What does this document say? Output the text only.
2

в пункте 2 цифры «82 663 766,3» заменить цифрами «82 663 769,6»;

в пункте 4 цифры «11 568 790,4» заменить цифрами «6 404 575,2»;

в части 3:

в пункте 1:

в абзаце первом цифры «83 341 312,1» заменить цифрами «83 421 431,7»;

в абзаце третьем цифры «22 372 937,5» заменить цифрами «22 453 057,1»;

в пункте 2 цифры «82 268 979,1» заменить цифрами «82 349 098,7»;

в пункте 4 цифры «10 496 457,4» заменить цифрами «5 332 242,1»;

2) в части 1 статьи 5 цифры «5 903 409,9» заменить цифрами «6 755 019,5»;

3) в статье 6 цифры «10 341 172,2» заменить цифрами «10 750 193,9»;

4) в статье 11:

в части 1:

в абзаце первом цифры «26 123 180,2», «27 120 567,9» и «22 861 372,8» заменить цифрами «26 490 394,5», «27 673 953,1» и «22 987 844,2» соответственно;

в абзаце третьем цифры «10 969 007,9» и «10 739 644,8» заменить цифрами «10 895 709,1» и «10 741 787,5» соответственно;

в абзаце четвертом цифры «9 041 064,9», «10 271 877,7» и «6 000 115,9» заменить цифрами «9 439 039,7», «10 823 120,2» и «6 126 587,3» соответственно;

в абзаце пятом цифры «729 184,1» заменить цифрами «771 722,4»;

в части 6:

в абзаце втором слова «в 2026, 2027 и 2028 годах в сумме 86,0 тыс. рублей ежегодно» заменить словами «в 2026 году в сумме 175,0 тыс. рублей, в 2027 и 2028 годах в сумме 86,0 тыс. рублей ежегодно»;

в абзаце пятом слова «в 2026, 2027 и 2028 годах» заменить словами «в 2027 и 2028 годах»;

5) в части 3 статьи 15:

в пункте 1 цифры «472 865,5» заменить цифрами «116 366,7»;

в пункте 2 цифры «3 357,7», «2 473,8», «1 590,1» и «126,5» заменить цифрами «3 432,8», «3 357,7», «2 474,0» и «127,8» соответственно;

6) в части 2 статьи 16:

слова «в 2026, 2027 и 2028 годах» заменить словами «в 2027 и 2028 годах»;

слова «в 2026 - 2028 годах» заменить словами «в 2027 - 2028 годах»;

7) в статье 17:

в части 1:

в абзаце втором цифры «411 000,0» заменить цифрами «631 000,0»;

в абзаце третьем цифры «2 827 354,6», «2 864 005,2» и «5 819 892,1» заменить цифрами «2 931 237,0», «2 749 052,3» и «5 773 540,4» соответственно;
* * *
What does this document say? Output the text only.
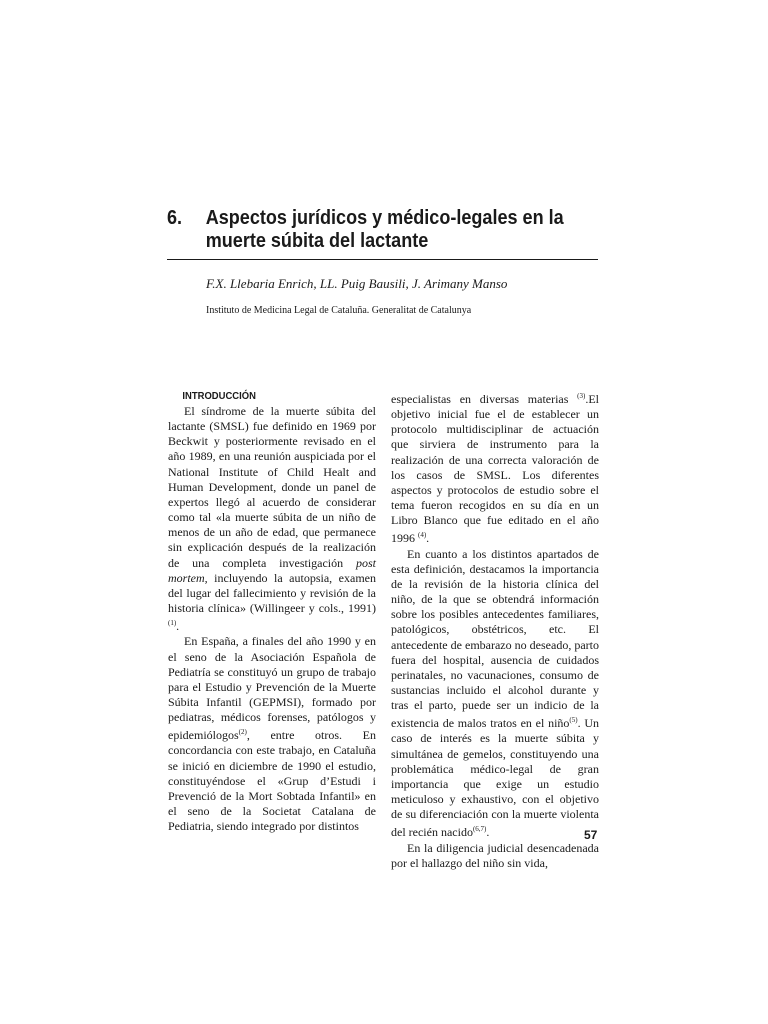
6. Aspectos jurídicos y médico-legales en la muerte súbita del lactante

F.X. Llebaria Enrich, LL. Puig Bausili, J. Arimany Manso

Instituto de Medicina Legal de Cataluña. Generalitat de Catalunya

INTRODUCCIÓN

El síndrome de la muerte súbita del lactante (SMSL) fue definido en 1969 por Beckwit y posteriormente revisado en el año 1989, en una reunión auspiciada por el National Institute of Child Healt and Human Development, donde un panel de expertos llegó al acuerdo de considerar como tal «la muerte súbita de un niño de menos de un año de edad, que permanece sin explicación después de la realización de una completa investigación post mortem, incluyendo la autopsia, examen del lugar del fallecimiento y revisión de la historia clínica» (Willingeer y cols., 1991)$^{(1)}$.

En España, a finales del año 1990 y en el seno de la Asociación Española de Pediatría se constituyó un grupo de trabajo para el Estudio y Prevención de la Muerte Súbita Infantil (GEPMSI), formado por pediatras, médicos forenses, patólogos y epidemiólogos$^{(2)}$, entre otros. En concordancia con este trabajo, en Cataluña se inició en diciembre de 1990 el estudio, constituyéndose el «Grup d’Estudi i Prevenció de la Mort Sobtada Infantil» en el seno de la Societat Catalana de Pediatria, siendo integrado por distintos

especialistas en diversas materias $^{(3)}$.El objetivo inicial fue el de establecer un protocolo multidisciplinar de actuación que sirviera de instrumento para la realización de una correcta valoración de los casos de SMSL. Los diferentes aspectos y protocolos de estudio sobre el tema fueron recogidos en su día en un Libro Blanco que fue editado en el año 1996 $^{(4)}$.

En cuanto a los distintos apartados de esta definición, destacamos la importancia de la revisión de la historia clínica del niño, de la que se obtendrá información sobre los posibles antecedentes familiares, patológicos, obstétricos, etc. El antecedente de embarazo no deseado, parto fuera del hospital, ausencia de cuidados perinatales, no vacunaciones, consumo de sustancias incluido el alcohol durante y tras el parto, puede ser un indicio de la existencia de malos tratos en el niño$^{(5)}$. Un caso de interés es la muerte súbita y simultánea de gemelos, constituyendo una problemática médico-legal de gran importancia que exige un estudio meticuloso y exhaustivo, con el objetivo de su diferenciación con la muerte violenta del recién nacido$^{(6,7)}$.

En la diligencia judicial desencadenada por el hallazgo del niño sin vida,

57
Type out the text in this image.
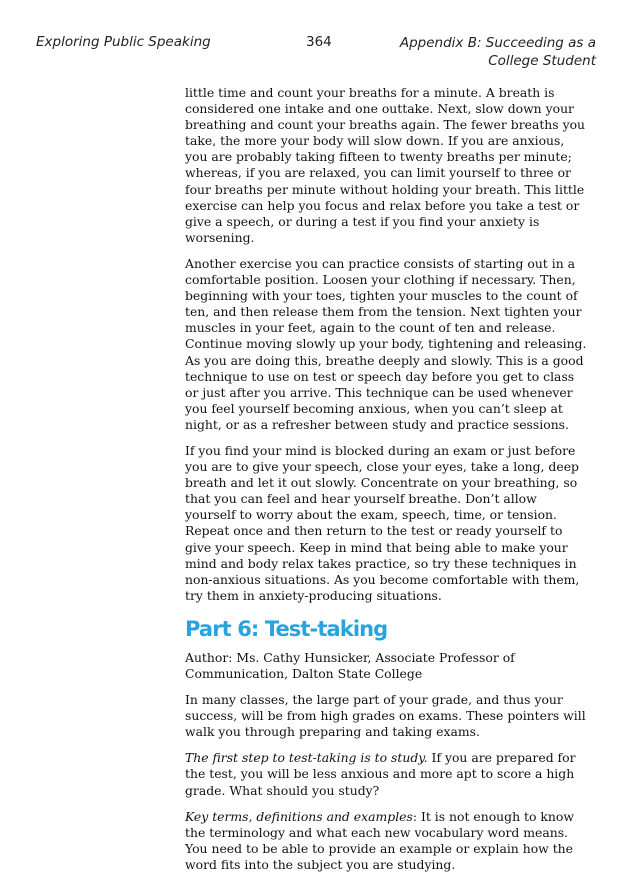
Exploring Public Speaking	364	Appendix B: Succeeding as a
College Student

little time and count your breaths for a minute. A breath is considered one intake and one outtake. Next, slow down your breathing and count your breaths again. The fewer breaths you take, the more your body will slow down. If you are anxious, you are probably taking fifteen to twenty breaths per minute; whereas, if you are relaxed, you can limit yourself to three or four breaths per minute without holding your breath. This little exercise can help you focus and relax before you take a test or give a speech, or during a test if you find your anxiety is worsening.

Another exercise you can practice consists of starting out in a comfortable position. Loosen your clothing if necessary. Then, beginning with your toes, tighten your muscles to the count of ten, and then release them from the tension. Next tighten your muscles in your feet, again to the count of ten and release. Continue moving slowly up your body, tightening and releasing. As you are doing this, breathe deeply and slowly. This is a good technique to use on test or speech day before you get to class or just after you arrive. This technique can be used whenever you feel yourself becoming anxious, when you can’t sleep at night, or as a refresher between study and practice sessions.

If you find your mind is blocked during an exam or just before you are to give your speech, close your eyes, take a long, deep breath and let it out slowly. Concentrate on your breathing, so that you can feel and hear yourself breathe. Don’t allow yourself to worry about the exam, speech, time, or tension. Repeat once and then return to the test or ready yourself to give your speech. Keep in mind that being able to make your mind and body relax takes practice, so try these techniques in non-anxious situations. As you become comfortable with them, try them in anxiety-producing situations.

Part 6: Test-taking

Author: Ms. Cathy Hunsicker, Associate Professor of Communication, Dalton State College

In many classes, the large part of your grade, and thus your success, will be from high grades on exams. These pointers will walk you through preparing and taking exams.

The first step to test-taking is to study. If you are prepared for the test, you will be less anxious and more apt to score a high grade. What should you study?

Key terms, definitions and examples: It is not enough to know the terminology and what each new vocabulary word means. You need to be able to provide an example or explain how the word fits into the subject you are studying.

* Problem details
In the entries above, locate every line with the word "high" and copy it.

* Written response
In many classes, the large part of your grade, and thus your success, will be from high grades on exams. These pointers will walk you through preparing and taking exams.
The first step to test-taking is to study. If you are prepared for the test, you will be less anxious and more apt to score a high grade. What should you study?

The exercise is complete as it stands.